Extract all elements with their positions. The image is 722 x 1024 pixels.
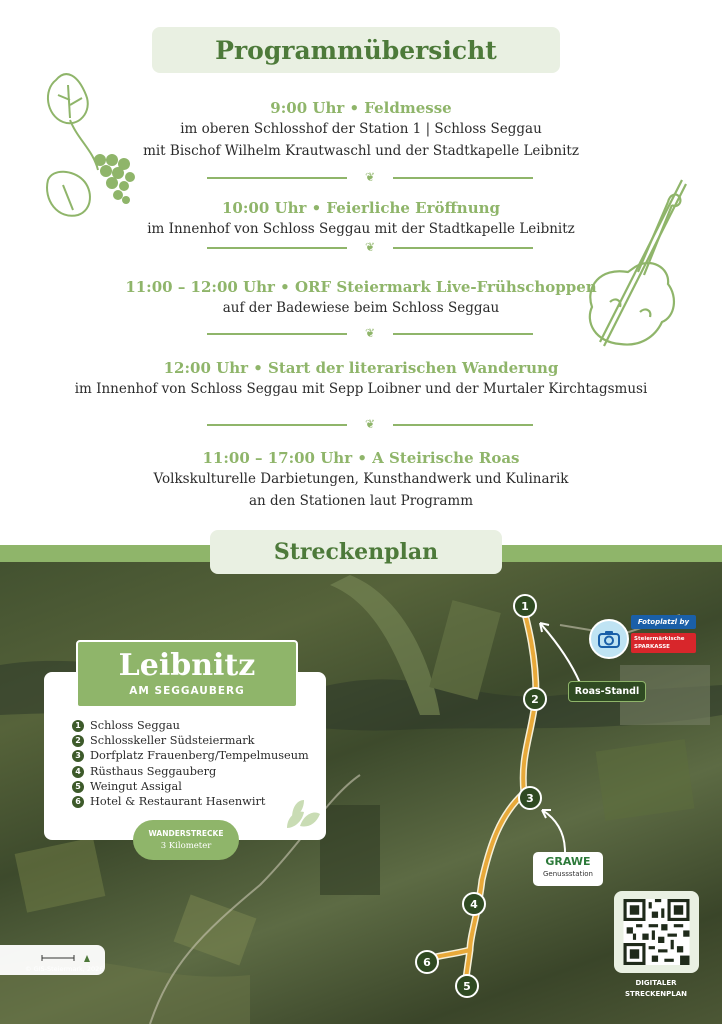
camera-icon bbox=[589, 619, 629, 659]
grawe-sub: Genussstation bbox=[543, 870, 593, 878]
fotoplatz-badge bbox=[631, 615, 696, 656]
copyright: © GIS-Steiermark, 2026 bbox=[25, 965, 104, 973]
qr-frame[interactable] bbox=[614, 891, 699, 973]
event-line: im Innenhof von Schloss Seggau mit Sepp Loibner und der Murtaler Kirchtagsmusi bbox=[74, 381, 648, 397]
station-number: 2 bbox=[72, 735, 84, 747]
event-title: 11:00 – 17:00 Uhr • A Steirische Roas bbox=[202, 449, 520, 467]
route-length-pill bbox=[133, 820, 239, 860]
program-event bbox=[0, 198, 722, 240]
station-label: Rüsthaus Seggauberg bbox=[90, 765, 217, 778]
station-label: Schloss Seggau bbox=[90, 719, 180, 732]
divider bbox=[207, 240, 533, 254]
station-marker[interactable]: 3 bbox=[518, 786, 542, 810]
event-title: 9:00 Uhr • Feldmesse bbox=[270, 99, 452, 117]
station-marker[interactable]: 4 bbox=[462, 892, 486, 916]
ornament-icon: ❦ bbox=[364, 170, 376, 184]
fotoplatz-label: Fotoplatzl by bbox=[631, 615, 696, 629]
legend-item bbox=[72, 764, 216, 779]
map-heading: Streckenplan bbox=[210, 530, 502, 574]
roas-standl-tag: Roas-Standl bbox=[568, 681, 646, 702]
station-number: 6 bbox=[72, 796, 84, 808]
legend-item bbox=[72, 733, 254, 748]
legend-item bbox=[72, 748, 309, 763]
program-event bbox=[0, 448, 722, 512]
qr-label bbox=[606, 978, 706, 1000]
legend-item bbox=[72, 794, 265, 809]
program-event bbox=[0, 98, 722, 162]
program-event bbox=[0, 358, 722, 400]
qr-label-line-1: DIGITALER bbox=[635, 979, 677, 987]
event-line: im Innenhof von Schloss Seggau mit der Stadtkapelle Leibnitz bbox=[147, 221, 575, 237]
event-line: mit Bischof Wilhelm Krautwaschl und der Stadtkapelle Leibnitz bbox=[143, 143, 579, 159]
ornament-icon: ❦ bbox=[364, 417, 376, 431]
station-label: Weingut Assigal bbox=[90, 780, 182, 793]
station-label: Schlosskeller Südsteiermark bbox=[90, 734, 255, 747]
station-label: Dorfplatz Frauenberg/Tempelmuseum bbox=[90, 749, 309, 762]
route-label: WANDERSTRECKE bbox=[148, 829, 224, 838]
station-marker[interactable]: 2 bbox=[523, 687, 547, 711]
divider bbox=[207, 417, 533, 431]
route-length: 3 Kilometer bbox=[160, 841, 212, 851]
ornament-icon: ❦ bbox=[364, 326, 376, 340]
station-number: 1 bbox=[72, 720, 84, 732]
grawe-box bbox=[533, 852, 603, 886]
sparkasse-logo: Steiermärkische SPARKASSE bbox=[631, 633, 696, 653]
event-line: an den Stationen laut Programm bbox=[248, 493, 474, 509]
qr-code-icon[interactable] bbox=[623, 899, 690, 965]
program-heading: Programmübersicht bbox=[152, 27, 560, 73]
divider bbox=[207, 326, 533, 340]
town-title-box bbox=[76, 640, 298, 708]
divider bbox=[207, 170, 533, 184]
town-title: Leibnitz bbox=[118, 648, 256, 683]
qr-label-line-2: STRECKENPLAN bbox=[624, 990, 688, 998]
event-title: 10:00 Uhr • Feierliche Eröffnung bbox=[221, 199, 500, 217]
station-marker[interactable]: 5 bbox=[455, 974, 479, 998]
station-number: 5 bbox=[72, 781, 84, 793]
event-line: auf der Badewiese beim Schloss Seggau bbox=[222, 300, 500, 316]
grawe-logo: GRAWE bbox=[545, 855, 591, 868]
event-line: im oberen Schlosshof der Station 1 | Schloss Seggau bbox=[180, 121, 542, 137]
event-line: Volkskulturelle Darbietungen, Kunsthandwerk und Kulinarik bbox=[153, 471, 569, 487]
event-title: 11:00 – 12:00 Uhr • ORF Steiermark Live-Frühschoppen bbox=[125, 278, 597, 296]
station-number: 4 bbox=[72, 766, 84, 778]
legend-item bbox=[72, 779, 182, 794]
ornament-icon: ❦ bbox=[364, 240, 376, 254]
station-marker[interactable]: 6 bbox=[415, 950, 439, 974]
leaf-icon bbox=[282, 798, 322, 834]
station-label: Hotel & Restaurant Hasenwirt bbox=[90, 795, 266, 808]
station-marker[interactable]: 1 bbox=[513, 594, 537, 618]
town-subtitle: AM SEGGAUBERG bbox=[129, 685, 245, 697]
event-title: 12:00 Uhr • Start der literarischen Wanderung bbox=[163, 359, 559, 377]
legend-item bbox=[72, 718, 180, 733]
program-event bbox=[0, 277, 722, 319]
station-number: 3 bbox=[72, 750, 84, 762]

## DIRECTIONS
Copy all the rows above word for word, but leave out the pictures.

## ANSWER TO THE TASK
Extract all elements with their positions. The image is 722 x 1024 pixels.
camera-icon bbox=[589, 619, 629, 659]
grawe-sub: Genussstation bbox=[543, 870, 593, 878]
fotoplatz-badge bbox=[631, 615, 696, 656]
copyright: © GIS-Steiermark, 2026 bbox=[25, 965, 104, 973]
qr-frame[interactable] bbox=[614, 891, 699, 973]
event-line: im Innenhof von Schloss Seggau mit Sepp Loibner und der Murtaler Kirchtagsmusi bbox=[74, 381, 648, 397]
station-number: 2 bbox=[72, 735, 84, 747]
event-title: 11:00 – 17:00 Uhr • A Steirische Roas bbox=[202, 449, 520, 467]
route-length-pill bbox=[133, 820, 239, 860]
program-event bbox=[0, 198, 722, 240]
station-label: Rüsthaus Seggauberg bbox=[90, 765, 217, 778]
station-label: Schloss Seggau bbox=[90, 719, 180, 732]
divider bbox=[207, 240, 533, 254]
station-marker[interactable]: 3 bbox=[518, 786, 542, 810]
event-title: 9:00 Uhr • Feldmesse bbox=[270, 99, 452, 117]
station-marker[interactable]: 4 bbox=[462, 892, 486, 916]
ornament-icon: ❦ bbox=[364, 170, 376, 184]
fotoplatz-label: Fotoplatzl by bbox=[631, 615, 696, 629]
legend-item bbox=[72, 764, 216, 779]
map-heading: Streckenplan bbox=[210, 530, 502, 574]
roas-standl-tag: Roas-Standl bbox=[568, 681, 646, 702]
station-number: 6 bbox=[72, 796, 84, 808]
legend-item bbox=[72, 733, 254, 748]
legend-item bbox=[72, 748, 309, 763]
program-event bbox=[0, 448, 722, 512]
qr-label bbox=[606, 978, 706, 1000]
legend-item bbox=[72, 794, 265, 809]
program-event bbox=[0, 98, 722, 162]
program-event bbox=[0, 358, 722, 400]
qr-label-line-1: DIGITALER bbox=[635, 979, 677, 987]
event-line: im Innenhof von Schloss Seggau mit der Stadtkapelle Leibnitz bbox=[147, 221, 575, 237]
event-line: mit Bischof Wilhelm Krautwaschl und der Stadtkapelle Leibnitz bbox=[143, 143, 579, 159]
ornament-icon: ❦ bbox=[364, 417, 376, 431]
station-label: Weingut Assigal bbox=[90, 780, 182, 793]
station-label: Schlosskeller Südsteiermark bbox=[90, 734, 255, 747]
station-label: Dorfplatz Frauenberg/Tempelmuseum bbox=[90, 749, 309, 762]
route-label: WANDERSTRECKE bbox=[148, 829, 224, 838]
station-marker[interactable]: 2 bbox=[523, 687, 547, 711]
divider bbox=[207, 417, 533, 431]
route-length: 3 Kilometer bbox=[160, 841, 212, 851]
ornament-icon: ❦ bbox=[364, 326, 376, 340]
station-number: 1 bbox=[72, 720, 84, 732]
grawe-box bbox=[533, 852, 603, 886]
sparkasse-logo: Steiermärkische SPARKASSE bbox=[631, 633, 696, 653]
event-line: an den Stationen laut Programm bbox=[248, 493, 474, 509]
qr-code-icon[interactable] bbox=[623, 899, 690, 965]
program-heading: Programmübersicht bbox=[152, 27, 560, 73]
divider bbox=[207, 326, 533, 340]
town-title-box bbox=[76, 640, 298, 708]
divider bbox=[207, 170, 533, 184]
town-title: Leibnitz bbox=[118, 648, 256, 683]
qr-label-line-2: STRECKENPLAN bbox=[624, 990, 688, 998]
event-title: 10:00 Uhr • Feierliche Eröffnung bbox=[221, 199, 500, 217]
station-marker[interactable]: 5 bbox=[455, 974, 479, 998]
station-number: 5 bbox=[72, 781, 84, 793]
event-line: auf der Badewiese beim Schloss Seggau bbox=[222, 300, 500, 316]
grawe-logo: GRAWE bbox=[545, 855, 591, 868]
event-line: im oberen Schlosshof der Station 1 | Schloss Seggau bbox=[180, 121, 542, 137]
event-line: Volkskulturelle Darbietungen, Kunsthandwerk und Kulinarik bbox=[153, 471, 569, 487]
event-title: 11:00 – 12:00 Uhr • ORF Steiermark Live-Frühschoppen bbox=[125, 278, 597, 296]
station-number: 4 bbox=[72, 766, 84, 778]
legend-item bbox=[72, 779, 182, 794]
ornament-icon: ❦ bbox=[364, 240, 376, 254]
station-marker[interactable]: 6 bbox=[415, 950, 439, 974]
leaf-icon bbox=[282, 798, 322, 834]
station-label: Hotel & Restaurant Hasenwirt bbox=[90, 795, 266, 808]
station-marker[interactable]: 1 bbox=[513, 594, 537, 618]
town-subtitle: AM SEGGAUBERG bbox=[129, 685, 245, 697]
event-title: 12:00 Uhr • Start der literarischen Wanderung bbox=[163, 359, 559, 377]
legend-item bbox=[72, 718, 180, 733]
program-event bbox=[0, 277, 722, 319]
station-number: 3 bbox=[72, 750, 84, 762]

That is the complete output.